• **Task directions**
Transcribe all records exactly.

• **Rows**
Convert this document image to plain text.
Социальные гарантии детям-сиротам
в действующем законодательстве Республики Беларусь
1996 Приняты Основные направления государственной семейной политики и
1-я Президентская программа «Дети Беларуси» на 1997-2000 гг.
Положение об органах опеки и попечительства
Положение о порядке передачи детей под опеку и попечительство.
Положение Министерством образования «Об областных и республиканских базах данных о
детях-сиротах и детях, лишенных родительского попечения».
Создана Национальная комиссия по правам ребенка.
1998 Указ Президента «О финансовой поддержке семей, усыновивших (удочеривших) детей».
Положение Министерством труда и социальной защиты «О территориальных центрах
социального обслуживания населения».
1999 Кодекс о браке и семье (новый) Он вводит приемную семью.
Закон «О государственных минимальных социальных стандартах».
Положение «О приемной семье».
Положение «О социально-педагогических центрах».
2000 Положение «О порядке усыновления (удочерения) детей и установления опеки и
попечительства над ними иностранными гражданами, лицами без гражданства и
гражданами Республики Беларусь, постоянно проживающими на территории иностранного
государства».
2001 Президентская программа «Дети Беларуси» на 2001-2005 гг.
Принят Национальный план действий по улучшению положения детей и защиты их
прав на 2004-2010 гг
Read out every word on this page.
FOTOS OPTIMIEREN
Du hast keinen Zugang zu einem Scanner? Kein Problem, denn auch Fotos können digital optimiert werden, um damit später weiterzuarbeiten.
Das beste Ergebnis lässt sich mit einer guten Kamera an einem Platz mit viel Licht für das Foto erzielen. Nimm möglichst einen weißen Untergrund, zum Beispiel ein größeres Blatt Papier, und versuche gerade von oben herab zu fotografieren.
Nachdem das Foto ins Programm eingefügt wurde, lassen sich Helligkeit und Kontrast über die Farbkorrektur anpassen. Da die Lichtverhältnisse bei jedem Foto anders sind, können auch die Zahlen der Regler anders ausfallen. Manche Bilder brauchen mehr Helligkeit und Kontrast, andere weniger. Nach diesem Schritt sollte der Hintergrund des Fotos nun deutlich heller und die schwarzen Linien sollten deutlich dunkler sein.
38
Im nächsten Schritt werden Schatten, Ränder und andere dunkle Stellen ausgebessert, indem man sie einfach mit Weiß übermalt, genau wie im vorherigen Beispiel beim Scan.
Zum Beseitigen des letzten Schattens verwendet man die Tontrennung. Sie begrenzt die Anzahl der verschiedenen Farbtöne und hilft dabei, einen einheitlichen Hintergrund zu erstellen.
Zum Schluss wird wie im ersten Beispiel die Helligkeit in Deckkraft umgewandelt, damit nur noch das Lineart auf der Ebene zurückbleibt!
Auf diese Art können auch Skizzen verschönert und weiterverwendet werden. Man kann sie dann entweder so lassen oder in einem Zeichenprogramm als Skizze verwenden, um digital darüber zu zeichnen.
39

• **Answer to the exercise**
Convert this document image to plain text.
Социальные гарантии детям-сиротам
в действующем законодательстве Республики Беларусь
1996 Приняты Основные направления государственной семейной политики и
1-я Президентская программа «Дети Беларуси» на 1997-2000 гг.
Положение об органах опеки и попечительства
Положение о порядке передачи детей под опеку и попечительство.
Положение Министерством образования «Об областных и республиканских базах данных о
детях-сиротах и детях, лишенных родительского попечения».
Создана Национальная комиссия по правам ребенка.
1998 Указ Президента «О финансовой поддержке семей, усыновивших (удочеривших) детей».
Положение Министерством труда и социальной защиты «О территориальных центрах
социального обслуживания населения».
1999 Кодекс о браке и семье (новый) Он вводит приемную семью.
Закон «О государственных минимальных социальных стандартах».
Положение «О приемной семье».
Положение «О социально-педагогических центрах».
2000 Положение «О порядке усыновления (удочерения) детей и установления опеки и
попечительства над ними иностранными гражданами, лицами без гражданства и
гражданами Республики Беларусь, постоянно проживающими на территории иностранного
государства».
2001 Президентская программа «Дети Беларуси» на 2001-2005 гг.
Принят Национальный план действий по улучшению положения детей и защиты их
прав на 2004-2010 гг
Read out every word on this page.
FOTOS OPTIMIEREN
Du hast keinen Zugang zu einem Scanner? Kein Problem, denn auch Fotos können digital optimiert werden, um damit später weiterzuarbeiten.
Das beste Ergebnis lässt sich mit einer guten Kamera an einem Platz mit viel Licht für das Foto erzielen. Nimm möglichst einen weißen Untergrund, zum Beispiel ein größeres Blatt Papier, und versuche gerade von oben herab zu fotografieren.
Nachdem das Foto ins Programm eingefügt wurde, lassen sich Helligkeit und Kontrast über die Farbkorrektur anpassen. Da die Lichtverhältnisse bei jedem Foto anders sind, können auch die Zahlen der Regler anders ausfallen. Manche Bilder brauchen mehr Helligkeit und Kontrast, andere weniger. Nach diesem Schritt sollte der Hintergrund des Fotos nun deutlich heller und die schwarzen Linien sollten deutlich dunkler sein.
38
Im nächsten Schritt werden Schatten, Ränder und andere dunkle Stellen ausgebessert, indem man sie einfach mit Weiß übermalt, genau wie im vorherigen Beispiel beim Scan.
Zum Beseitigen des letzten Schattens verwendet man die Tontrennung. Sie begrenzt die Anzahl der verschiedenen Farbtöne und hilft dabei, einen einheitlichen Hintergrund zu erstellen.
Zum Schluss wird wie im ersten Beispiel die Helligkeit in Deckkraft umgewandelt, damit nur noch das Lineart auf der Ebene zurückbleibt!
Auf diese Art können auch Skizzen verschönert und weiterverwendet werden. Man kann sie dann entweder so lassen oder in einem Zeichenprogramm als Skizze verwenden, um digital darüber zu zeichnen.
39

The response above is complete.